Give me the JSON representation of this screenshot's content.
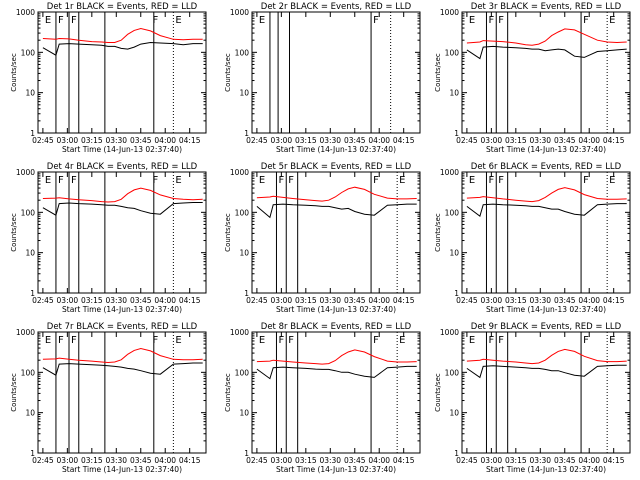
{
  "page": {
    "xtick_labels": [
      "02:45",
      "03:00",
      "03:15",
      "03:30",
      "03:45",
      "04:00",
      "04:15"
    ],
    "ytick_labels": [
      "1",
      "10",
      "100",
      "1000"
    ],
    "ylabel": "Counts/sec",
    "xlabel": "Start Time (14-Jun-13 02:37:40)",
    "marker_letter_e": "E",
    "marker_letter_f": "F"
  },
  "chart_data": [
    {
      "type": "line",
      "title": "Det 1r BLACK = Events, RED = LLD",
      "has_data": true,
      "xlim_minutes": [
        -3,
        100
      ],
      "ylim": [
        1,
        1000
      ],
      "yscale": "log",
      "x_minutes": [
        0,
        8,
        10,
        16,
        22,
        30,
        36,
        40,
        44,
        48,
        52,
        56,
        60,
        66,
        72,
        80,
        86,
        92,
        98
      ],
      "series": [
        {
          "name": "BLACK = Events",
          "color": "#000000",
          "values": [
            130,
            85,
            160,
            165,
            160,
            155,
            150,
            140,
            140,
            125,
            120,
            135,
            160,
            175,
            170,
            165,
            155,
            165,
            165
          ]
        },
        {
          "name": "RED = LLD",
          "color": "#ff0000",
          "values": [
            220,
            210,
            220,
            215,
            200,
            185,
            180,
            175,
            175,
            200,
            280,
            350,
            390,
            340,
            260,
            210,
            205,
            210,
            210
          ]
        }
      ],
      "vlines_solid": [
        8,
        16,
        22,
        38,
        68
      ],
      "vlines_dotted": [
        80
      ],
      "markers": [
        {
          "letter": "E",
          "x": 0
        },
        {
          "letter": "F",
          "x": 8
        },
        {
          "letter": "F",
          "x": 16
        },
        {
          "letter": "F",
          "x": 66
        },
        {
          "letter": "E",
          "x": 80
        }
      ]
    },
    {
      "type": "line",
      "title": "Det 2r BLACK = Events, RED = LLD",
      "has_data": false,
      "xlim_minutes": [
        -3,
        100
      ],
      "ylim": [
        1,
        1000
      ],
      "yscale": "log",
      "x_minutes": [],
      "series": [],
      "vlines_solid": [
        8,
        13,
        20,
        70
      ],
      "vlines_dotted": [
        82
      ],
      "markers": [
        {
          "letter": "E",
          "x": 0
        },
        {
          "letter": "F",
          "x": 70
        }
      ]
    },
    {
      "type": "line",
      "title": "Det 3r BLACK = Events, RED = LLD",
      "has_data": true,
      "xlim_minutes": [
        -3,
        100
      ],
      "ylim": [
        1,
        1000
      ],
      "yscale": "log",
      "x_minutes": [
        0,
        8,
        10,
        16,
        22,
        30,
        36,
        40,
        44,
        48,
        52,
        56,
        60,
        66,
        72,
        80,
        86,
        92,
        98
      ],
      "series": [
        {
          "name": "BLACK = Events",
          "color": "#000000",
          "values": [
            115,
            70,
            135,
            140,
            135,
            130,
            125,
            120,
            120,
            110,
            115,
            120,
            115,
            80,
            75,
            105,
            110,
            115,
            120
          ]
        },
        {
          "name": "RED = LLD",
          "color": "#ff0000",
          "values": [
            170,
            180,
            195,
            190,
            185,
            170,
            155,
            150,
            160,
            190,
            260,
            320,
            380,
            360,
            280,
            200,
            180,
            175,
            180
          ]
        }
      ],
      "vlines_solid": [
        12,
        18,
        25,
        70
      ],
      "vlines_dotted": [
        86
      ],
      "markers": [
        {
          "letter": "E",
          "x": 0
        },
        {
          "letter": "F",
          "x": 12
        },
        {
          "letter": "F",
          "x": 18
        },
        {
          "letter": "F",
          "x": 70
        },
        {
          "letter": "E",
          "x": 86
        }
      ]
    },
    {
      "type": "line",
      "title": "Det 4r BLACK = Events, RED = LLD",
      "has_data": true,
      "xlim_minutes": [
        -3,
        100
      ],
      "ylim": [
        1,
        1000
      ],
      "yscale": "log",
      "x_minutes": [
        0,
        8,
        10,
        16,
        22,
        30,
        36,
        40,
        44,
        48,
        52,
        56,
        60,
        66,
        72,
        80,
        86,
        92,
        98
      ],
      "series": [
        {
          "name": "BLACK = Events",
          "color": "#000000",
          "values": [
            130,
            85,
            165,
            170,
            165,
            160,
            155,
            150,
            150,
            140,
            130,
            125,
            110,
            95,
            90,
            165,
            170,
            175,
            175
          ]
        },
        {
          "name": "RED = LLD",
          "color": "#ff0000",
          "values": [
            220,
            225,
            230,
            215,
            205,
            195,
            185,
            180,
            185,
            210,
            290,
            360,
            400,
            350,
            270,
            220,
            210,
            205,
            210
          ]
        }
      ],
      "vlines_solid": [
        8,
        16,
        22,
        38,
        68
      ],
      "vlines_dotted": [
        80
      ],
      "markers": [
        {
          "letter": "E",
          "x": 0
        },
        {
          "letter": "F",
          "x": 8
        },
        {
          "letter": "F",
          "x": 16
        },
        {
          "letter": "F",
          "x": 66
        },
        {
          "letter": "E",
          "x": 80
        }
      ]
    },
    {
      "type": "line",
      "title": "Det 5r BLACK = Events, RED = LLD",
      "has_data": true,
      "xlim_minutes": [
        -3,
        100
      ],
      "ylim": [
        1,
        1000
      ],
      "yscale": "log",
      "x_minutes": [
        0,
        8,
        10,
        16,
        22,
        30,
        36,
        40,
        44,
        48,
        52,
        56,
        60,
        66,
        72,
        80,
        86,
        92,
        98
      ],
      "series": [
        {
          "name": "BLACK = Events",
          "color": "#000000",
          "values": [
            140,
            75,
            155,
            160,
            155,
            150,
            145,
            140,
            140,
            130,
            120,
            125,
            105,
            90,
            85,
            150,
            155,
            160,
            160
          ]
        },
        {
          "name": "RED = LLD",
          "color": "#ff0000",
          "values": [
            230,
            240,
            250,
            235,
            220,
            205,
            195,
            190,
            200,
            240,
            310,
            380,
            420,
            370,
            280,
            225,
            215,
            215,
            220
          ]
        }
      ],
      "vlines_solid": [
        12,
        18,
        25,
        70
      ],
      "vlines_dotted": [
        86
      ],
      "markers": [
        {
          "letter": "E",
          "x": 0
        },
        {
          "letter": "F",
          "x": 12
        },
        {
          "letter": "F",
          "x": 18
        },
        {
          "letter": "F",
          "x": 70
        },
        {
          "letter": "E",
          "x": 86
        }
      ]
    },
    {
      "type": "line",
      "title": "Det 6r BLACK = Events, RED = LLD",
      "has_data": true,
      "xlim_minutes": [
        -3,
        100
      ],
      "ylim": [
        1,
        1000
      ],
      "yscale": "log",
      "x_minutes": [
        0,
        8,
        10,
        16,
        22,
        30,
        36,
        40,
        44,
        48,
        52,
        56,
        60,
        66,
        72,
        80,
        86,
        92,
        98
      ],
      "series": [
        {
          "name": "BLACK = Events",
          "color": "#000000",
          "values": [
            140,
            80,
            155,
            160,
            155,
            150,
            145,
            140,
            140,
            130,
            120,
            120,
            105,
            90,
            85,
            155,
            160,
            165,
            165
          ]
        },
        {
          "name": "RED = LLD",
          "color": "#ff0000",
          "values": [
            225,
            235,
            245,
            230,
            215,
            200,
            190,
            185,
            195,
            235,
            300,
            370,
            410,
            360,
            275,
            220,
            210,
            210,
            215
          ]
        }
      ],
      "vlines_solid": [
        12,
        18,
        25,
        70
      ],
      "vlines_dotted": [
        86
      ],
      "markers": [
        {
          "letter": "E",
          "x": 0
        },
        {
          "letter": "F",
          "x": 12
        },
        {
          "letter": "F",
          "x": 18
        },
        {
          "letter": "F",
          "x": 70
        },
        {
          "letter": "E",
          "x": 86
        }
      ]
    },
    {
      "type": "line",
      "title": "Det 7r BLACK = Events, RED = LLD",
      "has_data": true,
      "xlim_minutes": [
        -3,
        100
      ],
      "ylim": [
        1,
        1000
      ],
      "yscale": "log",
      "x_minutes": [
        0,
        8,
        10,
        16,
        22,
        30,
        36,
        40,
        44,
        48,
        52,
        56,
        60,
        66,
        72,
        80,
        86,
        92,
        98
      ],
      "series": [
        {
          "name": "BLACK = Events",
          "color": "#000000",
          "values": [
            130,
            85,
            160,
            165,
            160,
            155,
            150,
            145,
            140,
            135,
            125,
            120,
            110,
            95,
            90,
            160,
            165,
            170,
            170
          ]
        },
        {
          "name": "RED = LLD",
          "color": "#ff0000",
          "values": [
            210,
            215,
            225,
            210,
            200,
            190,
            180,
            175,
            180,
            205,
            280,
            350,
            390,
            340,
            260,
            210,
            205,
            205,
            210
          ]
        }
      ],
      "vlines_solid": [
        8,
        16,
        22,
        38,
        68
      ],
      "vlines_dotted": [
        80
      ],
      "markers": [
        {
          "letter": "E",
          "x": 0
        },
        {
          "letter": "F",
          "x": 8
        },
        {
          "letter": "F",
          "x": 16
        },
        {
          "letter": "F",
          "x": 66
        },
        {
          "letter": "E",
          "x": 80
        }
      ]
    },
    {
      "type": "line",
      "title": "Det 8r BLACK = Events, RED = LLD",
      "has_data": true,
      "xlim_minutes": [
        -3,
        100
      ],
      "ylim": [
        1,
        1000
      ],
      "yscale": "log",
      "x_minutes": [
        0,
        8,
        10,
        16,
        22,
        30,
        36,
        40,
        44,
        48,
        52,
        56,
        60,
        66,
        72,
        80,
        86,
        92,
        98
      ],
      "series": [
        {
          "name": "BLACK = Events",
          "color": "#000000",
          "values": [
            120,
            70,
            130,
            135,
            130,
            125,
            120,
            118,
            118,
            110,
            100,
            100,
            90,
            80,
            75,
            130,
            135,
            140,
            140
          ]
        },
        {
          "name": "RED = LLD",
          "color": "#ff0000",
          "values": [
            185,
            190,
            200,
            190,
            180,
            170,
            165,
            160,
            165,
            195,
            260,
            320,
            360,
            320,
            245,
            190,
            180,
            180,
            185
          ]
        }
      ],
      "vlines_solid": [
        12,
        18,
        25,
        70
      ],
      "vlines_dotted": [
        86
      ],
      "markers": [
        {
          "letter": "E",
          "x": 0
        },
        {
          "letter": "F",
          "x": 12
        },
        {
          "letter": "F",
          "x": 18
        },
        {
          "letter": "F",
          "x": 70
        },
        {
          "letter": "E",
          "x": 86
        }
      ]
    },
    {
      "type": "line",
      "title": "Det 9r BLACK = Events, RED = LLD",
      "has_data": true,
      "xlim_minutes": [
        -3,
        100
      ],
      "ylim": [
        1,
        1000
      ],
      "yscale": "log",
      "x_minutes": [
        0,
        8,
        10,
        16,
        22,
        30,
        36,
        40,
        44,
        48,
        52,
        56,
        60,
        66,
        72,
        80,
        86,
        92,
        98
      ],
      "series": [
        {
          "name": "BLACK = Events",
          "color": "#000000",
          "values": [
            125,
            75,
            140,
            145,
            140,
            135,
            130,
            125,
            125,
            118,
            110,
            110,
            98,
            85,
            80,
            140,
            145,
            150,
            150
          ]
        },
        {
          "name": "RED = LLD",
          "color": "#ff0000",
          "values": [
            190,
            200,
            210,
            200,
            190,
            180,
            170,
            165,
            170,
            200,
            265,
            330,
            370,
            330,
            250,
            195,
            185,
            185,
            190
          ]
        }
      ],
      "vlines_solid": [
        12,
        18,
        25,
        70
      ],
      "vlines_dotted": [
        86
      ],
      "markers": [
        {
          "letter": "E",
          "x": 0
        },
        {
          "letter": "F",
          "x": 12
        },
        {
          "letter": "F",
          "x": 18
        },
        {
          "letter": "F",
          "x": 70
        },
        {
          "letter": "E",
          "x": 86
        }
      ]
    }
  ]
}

◆ **AIM OF THE EXERCISE**:
Return each line of the listing that holds the string "title".

◆ **SOLUTION FOR THIS PROBLEM**:
      "title": "Det 1r BLACK = Events, RED = LLD",
      "title": "Det 2r BLACK = Events, RED = LLD",
      "title": "Det 3r BLACK = Events, RED = LLD",
      "title": "Det 4r BLACK = Events, RED = LLD",
      "title": "Det 5r BLACK = Events, RED = LLD",
      "title": "Det 6r BLACK = Events, RED = LLD",
      "title": "Det 7r BLACK = Events, RED = LLD",
      "title": "Det 8r BLACK = Events, RED = LLD",
      "title": "Det 9r BLACK = Events, RED = LLD",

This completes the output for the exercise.